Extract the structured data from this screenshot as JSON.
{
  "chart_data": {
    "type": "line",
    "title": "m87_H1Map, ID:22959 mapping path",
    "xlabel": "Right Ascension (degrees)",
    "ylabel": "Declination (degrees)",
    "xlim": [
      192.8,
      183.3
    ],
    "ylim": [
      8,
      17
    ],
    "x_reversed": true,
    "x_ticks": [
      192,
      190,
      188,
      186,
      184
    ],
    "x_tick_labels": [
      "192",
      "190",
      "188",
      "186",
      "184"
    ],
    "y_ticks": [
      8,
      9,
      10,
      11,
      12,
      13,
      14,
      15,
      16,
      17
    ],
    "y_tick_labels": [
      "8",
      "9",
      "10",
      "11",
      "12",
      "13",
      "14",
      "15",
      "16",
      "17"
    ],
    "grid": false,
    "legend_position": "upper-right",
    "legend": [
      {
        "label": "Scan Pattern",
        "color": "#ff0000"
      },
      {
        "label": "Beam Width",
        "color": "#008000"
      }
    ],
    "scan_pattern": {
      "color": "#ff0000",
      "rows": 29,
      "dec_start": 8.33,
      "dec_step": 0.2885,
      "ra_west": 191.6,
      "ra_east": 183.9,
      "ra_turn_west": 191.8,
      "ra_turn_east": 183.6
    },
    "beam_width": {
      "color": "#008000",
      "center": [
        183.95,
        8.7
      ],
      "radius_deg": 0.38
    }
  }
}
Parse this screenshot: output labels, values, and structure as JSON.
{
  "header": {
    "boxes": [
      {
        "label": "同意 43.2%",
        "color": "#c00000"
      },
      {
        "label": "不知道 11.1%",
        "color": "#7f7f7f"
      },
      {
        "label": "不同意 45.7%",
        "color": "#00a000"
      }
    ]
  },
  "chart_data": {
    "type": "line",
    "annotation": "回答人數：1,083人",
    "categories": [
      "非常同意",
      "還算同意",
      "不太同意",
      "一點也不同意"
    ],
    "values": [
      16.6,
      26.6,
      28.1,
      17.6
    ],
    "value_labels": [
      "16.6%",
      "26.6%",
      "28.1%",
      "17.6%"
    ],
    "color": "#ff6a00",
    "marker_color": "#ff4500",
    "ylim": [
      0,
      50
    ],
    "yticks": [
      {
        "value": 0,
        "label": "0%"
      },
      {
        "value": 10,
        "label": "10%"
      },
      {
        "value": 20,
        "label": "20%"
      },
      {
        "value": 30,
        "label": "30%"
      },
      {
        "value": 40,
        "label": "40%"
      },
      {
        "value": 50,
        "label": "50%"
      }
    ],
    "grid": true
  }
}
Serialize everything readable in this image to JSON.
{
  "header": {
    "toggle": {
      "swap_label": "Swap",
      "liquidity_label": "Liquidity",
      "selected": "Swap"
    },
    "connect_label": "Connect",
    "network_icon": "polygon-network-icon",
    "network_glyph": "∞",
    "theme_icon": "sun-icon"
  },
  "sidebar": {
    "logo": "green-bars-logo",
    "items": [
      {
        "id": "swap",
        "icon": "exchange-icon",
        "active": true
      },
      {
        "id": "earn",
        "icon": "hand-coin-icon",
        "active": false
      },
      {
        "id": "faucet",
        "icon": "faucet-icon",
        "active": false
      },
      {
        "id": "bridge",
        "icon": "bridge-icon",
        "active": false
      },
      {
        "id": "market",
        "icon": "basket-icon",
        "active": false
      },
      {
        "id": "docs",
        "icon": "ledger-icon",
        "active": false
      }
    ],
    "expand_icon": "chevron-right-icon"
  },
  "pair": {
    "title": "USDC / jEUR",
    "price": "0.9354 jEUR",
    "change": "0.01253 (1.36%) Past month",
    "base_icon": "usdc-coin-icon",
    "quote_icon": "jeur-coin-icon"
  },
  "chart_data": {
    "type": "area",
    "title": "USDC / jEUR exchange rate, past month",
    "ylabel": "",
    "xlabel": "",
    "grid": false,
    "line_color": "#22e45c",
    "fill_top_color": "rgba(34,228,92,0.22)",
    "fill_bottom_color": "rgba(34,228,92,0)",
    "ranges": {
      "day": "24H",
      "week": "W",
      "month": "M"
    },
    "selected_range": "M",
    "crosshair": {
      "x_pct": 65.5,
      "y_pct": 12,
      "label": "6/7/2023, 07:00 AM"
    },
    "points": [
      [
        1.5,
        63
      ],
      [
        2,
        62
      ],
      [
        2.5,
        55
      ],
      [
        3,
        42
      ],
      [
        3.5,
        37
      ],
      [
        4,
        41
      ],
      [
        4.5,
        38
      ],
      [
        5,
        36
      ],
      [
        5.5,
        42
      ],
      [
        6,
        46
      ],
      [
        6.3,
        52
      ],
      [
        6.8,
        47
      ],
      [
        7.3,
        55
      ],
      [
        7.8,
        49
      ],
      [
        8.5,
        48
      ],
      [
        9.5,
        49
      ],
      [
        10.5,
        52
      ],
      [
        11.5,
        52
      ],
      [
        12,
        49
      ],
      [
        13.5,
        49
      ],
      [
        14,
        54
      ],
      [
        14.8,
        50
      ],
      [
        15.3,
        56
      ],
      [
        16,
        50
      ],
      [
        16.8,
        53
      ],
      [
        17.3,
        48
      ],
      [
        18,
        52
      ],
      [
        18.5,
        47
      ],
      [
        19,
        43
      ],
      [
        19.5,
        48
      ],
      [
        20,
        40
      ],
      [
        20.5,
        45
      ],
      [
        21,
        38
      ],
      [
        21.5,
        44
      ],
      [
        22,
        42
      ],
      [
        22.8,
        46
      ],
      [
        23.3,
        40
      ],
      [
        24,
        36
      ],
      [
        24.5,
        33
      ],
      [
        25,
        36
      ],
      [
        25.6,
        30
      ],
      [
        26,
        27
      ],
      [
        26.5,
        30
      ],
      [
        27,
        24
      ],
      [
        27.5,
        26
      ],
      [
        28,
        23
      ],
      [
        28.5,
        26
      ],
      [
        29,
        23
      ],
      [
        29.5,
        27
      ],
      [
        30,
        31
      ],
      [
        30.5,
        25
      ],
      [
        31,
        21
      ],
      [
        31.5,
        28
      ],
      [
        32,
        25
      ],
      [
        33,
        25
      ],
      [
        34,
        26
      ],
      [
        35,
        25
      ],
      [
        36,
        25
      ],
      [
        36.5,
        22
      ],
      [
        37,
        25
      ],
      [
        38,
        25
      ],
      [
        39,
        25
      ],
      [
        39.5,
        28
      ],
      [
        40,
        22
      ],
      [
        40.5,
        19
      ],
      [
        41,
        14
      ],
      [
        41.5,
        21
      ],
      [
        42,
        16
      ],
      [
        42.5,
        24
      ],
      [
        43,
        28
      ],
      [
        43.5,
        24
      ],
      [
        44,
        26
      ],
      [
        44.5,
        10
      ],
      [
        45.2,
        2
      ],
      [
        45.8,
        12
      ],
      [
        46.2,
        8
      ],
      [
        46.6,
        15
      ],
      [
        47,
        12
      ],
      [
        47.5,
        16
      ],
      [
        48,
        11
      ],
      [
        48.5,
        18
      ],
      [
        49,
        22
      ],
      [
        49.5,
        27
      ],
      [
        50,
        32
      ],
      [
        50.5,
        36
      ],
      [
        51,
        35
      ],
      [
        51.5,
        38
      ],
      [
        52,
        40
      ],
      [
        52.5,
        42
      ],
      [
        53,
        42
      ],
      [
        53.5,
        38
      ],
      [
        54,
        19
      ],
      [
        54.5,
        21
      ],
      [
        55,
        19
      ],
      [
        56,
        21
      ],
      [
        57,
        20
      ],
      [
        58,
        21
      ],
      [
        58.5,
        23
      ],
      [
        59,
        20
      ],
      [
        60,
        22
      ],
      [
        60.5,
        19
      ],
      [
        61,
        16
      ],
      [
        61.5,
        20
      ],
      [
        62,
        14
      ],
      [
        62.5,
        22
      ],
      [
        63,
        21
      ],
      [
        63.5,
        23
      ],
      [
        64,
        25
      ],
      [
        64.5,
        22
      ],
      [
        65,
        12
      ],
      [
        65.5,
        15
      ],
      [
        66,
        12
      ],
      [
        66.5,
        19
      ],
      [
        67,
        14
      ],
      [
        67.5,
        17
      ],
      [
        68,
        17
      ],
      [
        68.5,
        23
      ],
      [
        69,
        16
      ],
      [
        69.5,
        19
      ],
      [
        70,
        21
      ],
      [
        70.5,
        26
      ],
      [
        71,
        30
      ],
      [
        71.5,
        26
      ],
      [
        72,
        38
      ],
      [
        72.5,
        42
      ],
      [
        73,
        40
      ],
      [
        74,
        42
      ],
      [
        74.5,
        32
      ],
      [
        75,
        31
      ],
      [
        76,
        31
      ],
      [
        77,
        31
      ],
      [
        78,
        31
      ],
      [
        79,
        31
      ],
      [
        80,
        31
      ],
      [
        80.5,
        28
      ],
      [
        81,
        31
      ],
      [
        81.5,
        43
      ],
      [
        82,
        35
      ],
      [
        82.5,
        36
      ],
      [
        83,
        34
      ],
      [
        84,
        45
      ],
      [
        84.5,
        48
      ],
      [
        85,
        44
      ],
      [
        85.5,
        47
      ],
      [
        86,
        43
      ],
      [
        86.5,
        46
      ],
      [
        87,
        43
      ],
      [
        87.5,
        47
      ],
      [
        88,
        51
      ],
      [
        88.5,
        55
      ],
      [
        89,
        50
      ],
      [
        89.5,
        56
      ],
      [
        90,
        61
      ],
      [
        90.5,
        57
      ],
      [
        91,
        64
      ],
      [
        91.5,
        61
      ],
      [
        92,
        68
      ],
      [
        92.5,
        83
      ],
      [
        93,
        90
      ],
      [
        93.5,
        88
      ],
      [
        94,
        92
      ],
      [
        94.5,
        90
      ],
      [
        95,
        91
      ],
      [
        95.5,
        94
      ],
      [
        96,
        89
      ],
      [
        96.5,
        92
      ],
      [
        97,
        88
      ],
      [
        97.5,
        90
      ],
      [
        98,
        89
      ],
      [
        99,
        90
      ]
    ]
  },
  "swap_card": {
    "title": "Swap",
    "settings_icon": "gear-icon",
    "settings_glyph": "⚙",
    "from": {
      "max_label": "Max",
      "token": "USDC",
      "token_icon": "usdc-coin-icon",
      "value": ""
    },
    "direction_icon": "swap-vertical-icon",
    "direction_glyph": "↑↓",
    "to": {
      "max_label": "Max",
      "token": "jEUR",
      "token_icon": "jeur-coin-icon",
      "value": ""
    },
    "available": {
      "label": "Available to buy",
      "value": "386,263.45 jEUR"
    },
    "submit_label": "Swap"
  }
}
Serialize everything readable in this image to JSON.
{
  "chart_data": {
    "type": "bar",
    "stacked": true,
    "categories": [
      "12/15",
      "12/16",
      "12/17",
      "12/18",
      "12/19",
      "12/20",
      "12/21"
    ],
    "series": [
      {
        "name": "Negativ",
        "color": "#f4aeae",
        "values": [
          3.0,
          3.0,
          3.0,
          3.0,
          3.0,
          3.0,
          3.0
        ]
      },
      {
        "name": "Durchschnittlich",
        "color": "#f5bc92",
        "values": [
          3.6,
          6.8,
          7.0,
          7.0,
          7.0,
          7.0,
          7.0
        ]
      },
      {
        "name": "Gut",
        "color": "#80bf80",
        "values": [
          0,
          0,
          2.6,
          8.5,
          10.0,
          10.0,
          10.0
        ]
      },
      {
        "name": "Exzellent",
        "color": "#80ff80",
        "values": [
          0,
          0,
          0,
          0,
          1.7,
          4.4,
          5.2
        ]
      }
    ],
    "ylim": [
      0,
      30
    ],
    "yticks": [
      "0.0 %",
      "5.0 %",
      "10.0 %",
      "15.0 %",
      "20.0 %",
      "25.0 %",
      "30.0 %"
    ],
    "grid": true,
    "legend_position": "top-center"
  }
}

## Task brief
Out of the material above, select every line that holds the string "xlabel".

## Task answer
    "xlabel": "Right Ascension (degrees)",
    "xlabel": "",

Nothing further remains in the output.